What to do:
Check every line for the word "Chance" and state how many lines have it. Reply with the number alone.

Structured figure records:
▼

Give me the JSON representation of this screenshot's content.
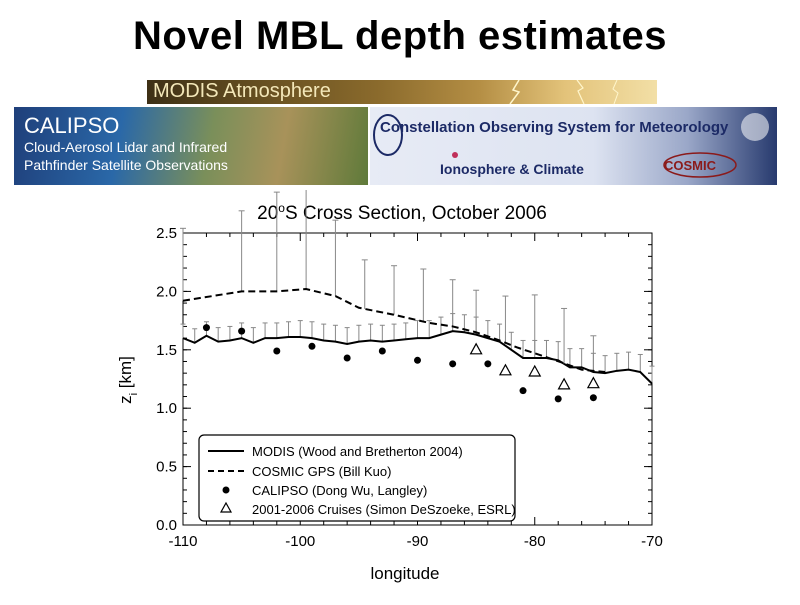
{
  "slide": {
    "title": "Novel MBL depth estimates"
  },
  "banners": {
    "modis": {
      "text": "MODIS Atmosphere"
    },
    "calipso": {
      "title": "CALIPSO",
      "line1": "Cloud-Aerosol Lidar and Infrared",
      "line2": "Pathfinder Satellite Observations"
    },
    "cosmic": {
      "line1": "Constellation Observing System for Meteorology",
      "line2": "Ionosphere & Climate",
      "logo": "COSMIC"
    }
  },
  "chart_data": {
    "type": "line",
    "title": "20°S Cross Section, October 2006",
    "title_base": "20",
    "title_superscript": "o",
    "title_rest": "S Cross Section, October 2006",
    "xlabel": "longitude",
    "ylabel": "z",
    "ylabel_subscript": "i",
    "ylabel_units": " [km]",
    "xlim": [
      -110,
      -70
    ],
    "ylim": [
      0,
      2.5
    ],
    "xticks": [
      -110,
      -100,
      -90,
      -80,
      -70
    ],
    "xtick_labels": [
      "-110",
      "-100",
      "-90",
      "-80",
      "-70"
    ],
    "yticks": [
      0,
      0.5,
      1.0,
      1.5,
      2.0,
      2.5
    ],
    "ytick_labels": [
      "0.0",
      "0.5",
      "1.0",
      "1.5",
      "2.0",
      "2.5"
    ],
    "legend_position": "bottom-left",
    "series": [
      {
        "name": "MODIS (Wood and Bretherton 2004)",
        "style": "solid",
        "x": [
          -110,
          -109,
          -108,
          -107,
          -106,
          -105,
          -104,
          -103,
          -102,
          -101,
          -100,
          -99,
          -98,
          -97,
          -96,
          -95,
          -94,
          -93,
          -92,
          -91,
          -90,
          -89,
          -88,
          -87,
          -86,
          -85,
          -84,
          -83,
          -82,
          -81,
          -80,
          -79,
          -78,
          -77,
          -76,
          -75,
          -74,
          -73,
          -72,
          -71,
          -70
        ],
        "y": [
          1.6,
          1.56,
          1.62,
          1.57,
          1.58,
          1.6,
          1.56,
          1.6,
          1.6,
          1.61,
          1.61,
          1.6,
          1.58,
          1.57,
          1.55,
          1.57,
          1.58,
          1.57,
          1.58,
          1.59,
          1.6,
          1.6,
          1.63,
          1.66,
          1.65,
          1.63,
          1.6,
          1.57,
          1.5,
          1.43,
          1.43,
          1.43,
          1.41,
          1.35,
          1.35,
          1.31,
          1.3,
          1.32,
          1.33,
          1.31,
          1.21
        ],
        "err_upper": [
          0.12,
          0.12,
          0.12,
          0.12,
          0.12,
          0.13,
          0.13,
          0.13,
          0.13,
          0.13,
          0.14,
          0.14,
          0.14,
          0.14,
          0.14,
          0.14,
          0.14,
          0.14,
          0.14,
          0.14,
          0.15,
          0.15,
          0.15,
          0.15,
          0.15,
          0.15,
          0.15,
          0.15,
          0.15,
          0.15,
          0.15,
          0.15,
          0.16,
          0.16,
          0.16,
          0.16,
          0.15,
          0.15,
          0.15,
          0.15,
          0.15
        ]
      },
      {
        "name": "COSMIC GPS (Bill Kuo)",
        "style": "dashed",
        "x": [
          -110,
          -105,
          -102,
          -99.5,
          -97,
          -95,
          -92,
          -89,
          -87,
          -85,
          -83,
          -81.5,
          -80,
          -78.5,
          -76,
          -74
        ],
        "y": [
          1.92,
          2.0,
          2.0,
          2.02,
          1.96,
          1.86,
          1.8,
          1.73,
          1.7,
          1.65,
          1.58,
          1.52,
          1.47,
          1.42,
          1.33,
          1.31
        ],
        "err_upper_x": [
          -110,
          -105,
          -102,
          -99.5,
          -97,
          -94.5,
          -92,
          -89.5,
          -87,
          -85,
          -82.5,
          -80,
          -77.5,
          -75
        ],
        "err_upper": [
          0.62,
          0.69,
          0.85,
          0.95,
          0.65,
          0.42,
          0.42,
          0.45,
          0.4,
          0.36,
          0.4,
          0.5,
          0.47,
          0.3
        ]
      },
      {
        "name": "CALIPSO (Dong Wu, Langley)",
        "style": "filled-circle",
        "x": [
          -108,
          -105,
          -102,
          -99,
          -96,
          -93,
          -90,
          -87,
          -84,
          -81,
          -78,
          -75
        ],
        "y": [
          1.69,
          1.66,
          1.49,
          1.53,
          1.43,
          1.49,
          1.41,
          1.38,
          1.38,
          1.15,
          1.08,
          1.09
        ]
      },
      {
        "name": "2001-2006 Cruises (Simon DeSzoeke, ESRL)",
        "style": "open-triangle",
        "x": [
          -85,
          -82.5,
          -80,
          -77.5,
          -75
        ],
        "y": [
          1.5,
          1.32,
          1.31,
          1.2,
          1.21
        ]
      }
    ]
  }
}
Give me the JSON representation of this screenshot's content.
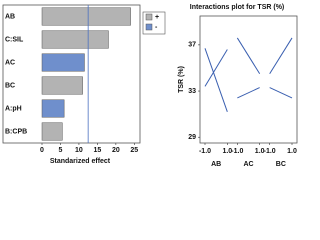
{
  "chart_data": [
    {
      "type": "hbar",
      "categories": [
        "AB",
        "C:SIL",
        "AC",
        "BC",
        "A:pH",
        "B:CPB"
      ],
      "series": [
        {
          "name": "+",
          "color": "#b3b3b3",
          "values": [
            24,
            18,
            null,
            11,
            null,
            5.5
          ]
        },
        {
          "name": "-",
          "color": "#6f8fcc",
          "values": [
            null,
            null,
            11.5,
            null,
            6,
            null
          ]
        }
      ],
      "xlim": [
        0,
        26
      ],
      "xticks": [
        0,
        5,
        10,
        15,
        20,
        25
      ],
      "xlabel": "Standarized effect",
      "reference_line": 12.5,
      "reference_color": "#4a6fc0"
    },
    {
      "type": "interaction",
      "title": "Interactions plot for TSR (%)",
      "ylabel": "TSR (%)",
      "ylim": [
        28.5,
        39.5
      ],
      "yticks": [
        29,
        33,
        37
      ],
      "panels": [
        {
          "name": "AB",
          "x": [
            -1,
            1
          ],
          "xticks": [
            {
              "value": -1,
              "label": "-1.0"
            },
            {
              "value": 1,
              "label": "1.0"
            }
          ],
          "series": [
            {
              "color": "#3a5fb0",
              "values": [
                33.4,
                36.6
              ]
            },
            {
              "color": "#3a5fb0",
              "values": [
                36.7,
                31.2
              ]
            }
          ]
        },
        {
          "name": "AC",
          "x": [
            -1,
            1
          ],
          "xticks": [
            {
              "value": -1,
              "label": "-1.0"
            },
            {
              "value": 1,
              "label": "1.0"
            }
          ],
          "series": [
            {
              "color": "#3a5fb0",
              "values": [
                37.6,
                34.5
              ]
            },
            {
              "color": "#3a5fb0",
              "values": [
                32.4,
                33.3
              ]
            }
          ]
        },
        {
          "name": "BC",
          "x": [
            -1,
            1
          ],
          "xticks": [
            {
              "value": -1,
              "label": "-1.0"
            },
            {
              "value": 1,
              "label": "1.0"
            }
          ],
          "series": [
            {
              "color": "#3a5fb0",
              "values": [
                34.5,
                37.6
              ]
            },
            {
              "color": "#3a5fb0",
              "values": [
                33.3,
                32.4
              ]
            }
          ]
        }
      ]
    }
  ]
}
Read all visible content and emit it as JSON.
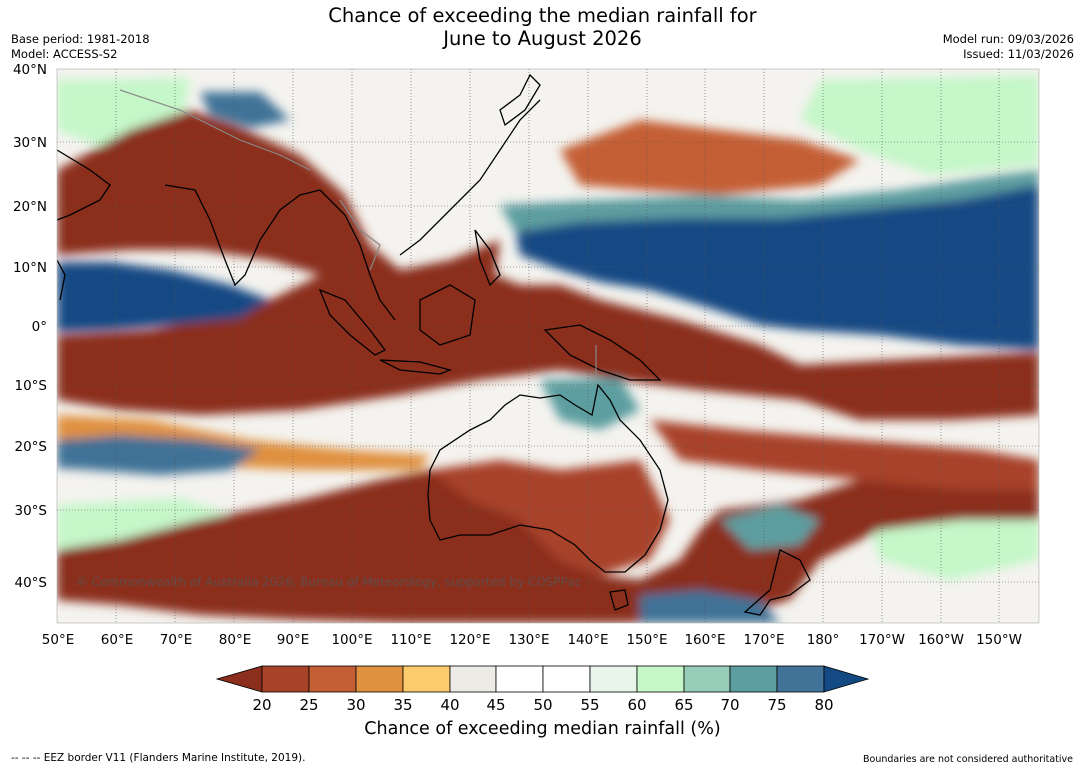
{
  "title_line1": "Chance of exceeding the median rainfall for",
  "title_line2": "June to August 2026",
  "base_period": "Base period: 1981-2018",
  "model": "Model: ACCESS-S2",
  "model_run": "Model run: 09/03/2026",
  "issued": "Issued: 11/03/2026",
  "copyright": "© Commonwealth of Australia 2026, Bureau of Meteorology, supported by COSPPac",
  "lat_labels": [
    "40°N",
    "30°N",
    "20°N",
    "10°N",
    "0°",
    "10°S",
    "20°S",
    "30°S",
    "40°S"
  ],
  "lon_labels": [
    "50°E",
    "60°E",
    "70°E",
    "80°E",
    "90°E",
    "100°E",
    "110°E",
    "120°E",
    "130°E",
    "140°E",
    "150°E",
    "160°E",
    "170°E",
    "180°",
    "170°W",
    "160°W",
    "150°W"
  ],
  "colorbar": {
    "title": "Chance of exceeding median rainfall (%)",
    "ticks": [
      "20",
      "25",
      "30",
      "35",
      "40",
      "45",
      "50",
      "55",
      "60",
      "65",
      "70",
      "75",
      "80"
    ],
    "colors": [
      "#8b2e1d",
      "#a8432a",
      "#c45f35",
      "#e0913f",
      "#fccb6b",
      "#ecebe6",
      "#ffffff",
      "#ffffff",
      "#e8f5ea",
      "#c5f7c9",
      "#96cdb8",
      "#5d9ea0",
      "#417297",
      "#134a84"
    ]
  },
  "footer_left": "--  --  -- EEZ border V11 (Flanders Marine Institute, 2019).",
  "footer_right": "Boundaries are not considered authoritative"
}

▲

Expected answer:
2